Because it is built directly on top of the storage layer, the repository inherits its scalability, performance characteristics, and backpressure-aware behavior. It can parallelize encoding and I/O, adapt to backend throughput, and handle high-volume workloads smoothly. A single repository instance can support multiple concurrent writers during backup or multiple concurrent readers during inspection and restore.

In essence, the repository is a stateless, high-performance gateway between structured user data and raw storage—handling transformation, indexing, and deduplication in a clean, composable layer.

Snapshot Layer: Structuring Data & Metadata
#

At the top of the Kloset architecture lies the snapshot layer, responsible for giving structure and meaning to the raw data exposed by the repository.

While the repository layer provides access to decoded but unstructured data chunks, the snapshot layer organizes them into coherent groups of related data that represent a backup at a specific point in time. Each snapshot captures a complete view of a dataset, including:

Snapshot type (filesystem, database, application, …)
Indexing for faster search
Tree hierarchy for browseable objects, files, directories, …
Metadata (timestamps, permissions, ownership, etc.)
Content hashes for deduplication and integrity
Logical relationships and structure reconstructed from the raw data

Snapshots enable features like incremental backups, change tracking, and historical inspection, by identifying and indexing what has changed between backup operations. They do not modify existing data but instead refer to immutable content already stored in the repository.

--- PROVIDED RECORDS ---
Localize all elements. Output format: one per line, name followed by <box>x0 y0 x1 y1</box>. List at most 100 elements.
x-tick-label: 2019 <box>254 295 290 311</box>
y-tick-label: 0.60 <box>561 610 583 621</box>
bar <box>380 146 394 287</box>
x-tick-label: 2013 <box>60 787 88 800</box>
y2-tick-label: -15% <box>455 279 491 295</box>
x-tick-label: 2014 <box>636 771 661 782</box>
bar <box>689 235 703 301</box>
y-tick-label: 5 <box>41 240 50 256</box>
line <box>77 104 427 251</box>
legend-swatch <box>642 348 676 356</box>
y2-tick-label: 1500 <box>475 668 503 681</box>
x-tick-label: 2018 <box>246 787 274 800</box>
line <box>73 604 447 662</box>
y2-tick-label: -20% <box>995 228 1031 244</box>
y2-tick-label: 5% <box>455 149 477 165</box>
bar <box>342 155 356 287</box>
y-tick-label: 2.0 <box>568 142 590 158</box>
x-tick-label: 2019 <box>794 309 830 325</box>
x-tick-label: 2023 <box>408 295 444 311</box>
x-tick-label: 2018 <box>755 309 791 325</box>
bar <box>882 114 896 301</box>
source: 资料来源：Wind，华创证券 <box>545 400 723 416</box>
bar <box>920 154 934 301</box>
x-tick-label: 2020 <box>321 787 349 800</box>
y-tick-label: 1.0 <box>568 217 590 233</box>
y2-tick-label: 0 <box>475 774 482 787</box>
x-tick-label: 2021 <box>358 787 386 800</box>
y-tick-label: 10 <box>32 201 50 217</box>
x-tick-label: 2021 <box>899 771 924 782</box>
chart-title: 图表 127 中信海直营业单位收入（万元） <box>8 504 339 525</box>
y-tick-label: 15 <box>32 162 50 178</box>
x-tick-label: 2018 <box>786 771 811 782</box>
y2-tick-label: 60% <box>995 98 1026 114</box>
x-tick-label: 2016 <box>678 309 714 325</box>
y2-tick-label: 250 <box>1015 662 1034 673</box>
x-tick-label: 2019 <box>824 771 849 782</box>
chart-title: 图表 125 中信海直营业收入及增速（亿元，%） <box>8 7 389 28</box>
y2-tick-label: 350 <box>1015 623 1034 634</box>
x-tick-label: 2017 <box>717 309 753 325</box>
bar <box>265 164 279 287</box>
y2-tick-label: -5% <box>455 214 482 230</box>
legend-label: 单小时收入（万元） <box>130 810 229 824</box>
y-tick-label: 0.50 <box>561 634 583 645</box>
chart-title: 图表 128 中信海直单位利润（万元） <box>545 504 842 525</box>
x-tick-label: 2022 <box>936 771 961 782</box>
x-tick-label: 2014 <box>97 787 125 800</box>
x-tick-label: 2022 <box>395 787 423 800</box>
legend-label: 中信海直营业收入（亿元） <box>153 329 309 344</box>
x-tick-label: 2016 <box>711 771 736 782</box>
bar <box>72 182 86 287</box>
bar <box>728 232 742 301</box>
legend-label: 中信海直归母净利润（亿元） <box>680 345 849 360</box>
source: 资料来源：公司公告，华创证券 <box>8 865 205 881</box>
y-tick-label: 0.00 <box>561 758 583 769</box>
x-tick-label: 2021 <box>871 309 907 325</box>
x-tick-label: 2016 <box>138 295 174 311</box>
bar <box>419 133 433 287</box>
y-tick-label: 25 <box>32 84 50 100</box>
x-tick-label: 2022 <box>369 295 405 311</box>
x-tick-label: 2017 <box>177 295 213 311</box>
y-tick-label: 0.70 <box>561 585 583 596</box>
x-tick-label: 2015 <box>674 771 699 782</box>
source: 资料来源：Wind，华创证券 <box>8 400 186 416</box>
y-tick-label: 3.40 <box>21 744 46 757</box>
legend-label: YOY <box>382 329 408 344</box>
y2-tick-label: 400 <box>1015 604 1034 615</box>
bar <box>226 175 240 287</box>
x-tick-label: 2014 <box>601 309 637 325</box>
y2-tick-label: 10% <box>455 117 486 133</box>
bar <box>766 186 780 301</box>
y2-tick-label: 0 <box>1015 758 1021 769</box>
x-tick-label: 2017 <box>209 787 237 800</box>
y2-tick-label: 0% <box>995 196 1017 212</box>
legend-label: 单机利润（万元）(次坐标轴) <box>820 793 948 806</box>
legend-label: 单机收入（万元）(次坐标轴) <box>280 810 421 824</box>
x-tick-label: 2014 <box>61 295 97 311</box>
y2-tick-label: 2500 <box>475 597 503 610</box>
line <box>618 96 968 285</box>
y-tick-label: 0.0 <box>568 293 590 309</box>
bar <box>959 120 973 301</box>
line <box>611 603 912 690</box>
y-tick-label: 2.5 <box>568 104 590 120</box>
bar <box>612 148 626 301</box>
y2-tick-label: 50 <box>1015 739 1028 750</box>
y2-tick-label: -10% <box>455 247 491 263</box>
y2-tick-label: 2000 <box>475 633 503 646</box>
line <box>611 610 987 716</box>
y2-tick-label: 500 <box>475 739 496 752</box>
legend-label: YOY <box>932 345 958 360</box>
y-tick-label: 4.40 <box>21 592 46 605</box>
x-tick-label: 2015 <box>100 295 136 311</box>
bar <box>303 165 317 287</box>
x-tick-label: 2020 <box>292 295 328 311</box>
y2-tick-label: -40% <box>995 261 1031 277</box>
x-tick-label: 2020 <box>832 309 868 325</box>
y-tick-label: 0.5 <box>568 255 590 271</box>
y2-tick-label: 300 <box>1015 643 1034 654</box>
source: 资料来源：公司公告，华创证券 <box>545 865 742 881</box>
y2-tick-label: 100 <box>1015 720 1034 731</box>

--- EXERCISE TASK 1 ---
Reproduce the Kloset architecture text word for word, starting at "While the repository" and ending at "database, application, …)".
--- EXERCISE TASK 2 ---
Carry on writing the Kloset architecture text from the point where it stops.

--- TASK OUTPUT 1 ---
While the repository layer provides access to decoded but unstructured data chunks, the snapshot layer organizes them into coherent groups of related data that represent a backup at a specific point in time. Each snapshot captures a complete view of a dataset, including:

Snapshot type (filesystem, database, application, …)

--- TASK OUTPUT 2 ---
By abstracting the low-level details, the snapshot layer makes the data navigable, queryable, and restorable, allowing higher-level tools and users to interact with backups in familiar, structured ways—such as restoring a folder or comparing versions of a file.

Internally, the snapshot layer is built on top of a custom virtual filesystem, designed to model files, directories, and their relationships in a flexible and efficient way. This virtual filesystem serves as the foundation for snapshot representation and will be discussed in more detail in the following sections.

Storage bridge: Universal Backend Integration
#

Storage connectors are pluggable components that allow Kloset to interface with a variety of backend storage systems, such as local filesystems, SFTP servers, or S3-compatible object stores.

Each connector is responsible for handling the specifics of connecting to its backend and exposing a minimal, unified interface that supports:

Listing content
Writing data streams
Reading partial data from a given offset

This abstraction enables Kloset to interact with all supported storage backends in a consistent and backend-agnostic way, regardless of the underlying protocols or infrastructure. Since all data at this level is immutable, compressed, and encrypted, connectors operate purely on opaque byte streams—without needing to understand or interpret the data’s meaning.

Thanks to this simplicity, implementing a new storage connector can be very lightweight—a basic connector may require only a few hundred lines of code, making it easy to extend Kloset’s compatibility with new storage platforms.

Data bridge: Bridging External Data
#

Source and target connectors act as bridges between the external world and Kloset’s internal snapshot layer, enabling seamless data ingestion and restoration.

Source connectors are responsible for scanning external data sources—such as filesystems, databases, or remote APIs—to discover their structure and expose their contents in a readable, consistent format. This allows the snapshot layer to construct a structured, local representation of the source, effectively capturing it as a backup.
Target connectors, in contrast, take a snapshot and translate it back into the format expected by the destination system. This might involve reconstructing files and directories on disk, restoring cloud objects, or pushing data into a remote service.

In addition to data transport, connectors also provide a visualization layer, offering intuitive representations of external data. This capability enhances user understanding and simplifies the management of backup and restoration workflows.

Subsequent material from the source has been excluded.